[GIVEN INSTRUCTION] Report the number of lines in the entries below that include the word "name", and nothing else.

[BEGIN RECORD SET]

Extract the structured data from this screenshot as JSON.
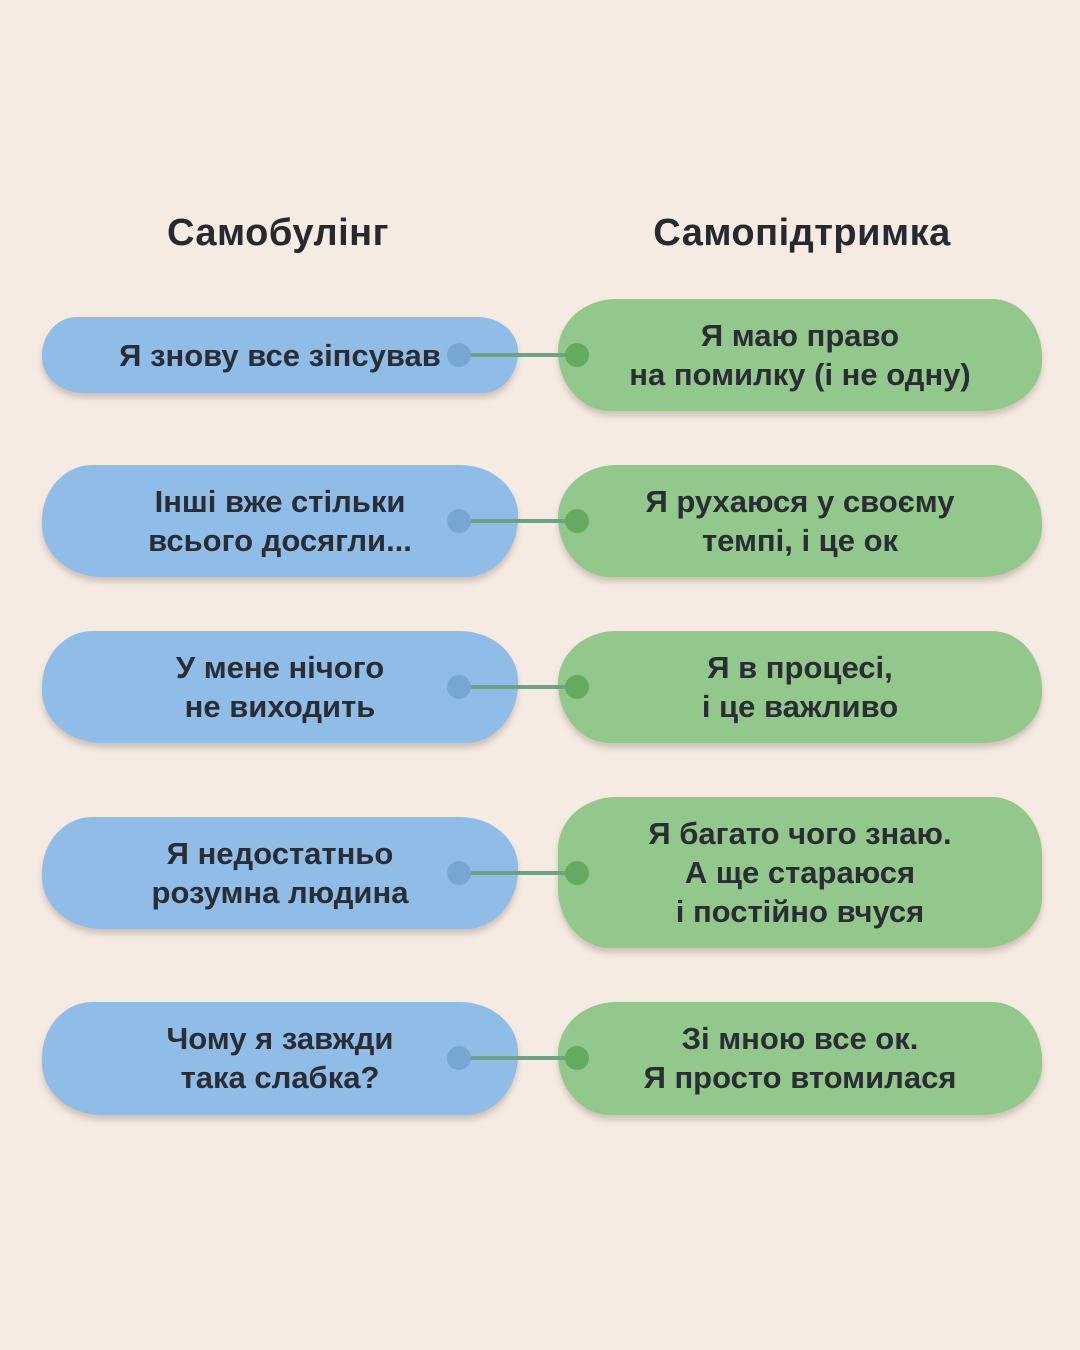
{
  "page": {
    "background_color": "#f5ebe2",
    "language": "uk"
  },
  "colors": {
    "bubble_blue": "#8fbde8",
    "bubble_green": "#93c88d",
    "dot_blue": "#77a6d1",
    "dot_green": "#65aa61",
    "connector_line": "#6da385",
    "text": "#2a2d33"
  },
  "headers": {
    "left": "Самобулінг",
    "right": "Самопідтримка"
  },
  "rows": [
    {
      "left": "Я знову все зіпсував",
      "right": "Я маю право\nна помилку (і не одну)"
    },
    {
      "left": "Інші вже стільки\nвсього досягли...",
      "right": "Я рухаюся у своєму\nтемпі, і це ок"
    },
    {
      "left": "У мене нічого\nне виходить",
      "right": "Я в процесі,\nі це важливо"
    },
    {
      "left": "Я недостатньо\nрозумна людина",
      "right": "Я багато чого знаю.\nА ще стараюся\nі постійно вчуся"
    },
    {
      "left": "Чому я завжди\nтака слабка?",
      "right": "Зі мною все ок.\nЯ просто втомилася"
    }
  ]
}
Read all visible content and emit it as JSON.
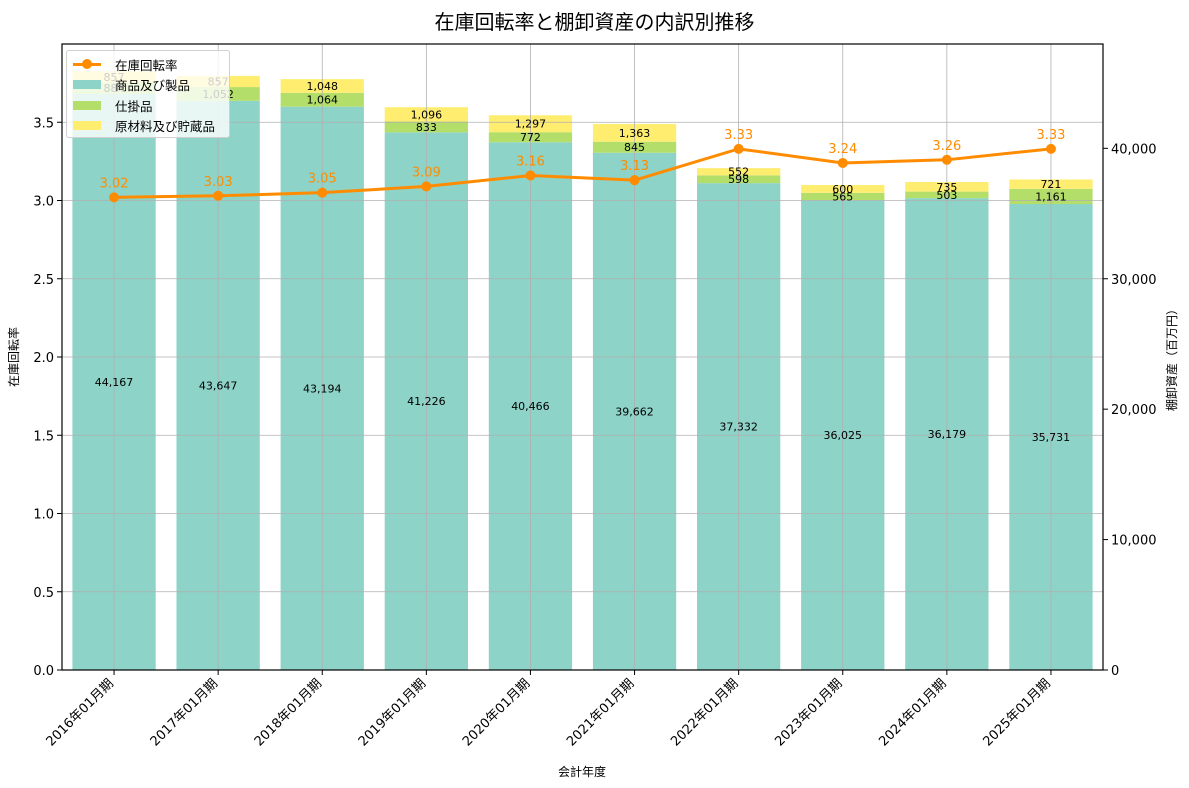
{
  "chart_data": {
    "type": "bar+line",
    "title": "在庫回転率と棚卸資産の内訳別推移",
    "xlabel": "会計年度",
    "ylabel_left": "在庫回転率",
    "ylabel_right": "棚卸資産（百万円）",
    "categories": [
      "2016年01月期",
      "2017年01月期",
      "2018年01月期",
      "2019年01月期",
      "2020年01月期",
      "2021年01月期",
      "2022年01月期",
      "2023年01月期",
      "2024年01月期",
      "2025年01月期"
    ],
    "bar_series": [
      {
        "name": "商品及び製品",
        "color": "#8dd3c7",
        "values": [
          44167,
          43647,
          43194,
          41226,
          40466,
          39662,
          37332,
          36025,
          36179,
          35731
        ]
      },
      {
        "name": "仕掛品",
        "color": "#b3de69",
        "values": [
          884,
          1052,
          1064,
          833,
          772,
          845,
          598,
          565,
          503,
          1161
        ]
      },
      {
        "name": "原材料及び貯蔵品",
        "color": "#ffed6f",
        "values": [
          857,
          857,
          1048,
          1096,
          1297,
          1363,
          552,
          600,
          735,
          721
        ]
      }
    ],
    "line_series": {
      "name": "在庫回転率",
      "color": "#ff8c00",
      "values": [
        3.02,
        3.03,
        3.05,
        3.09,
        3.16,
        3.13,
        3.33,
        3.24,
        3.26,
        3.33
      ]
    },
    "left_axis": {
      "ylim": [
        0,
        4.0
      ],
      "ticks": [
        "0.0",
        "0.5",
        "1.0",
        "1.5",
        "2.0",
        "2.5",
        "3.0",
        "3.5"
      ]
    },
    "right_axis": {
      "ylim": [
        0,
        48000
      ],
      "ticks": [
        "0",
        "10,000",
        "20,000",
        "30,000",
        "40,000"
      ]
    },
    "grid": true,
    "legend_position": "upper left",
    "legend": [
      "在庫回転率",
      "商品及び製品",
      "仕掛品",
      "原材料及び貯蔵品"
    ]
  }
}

[END RECORD SET]

[FULL OUTPUT] 4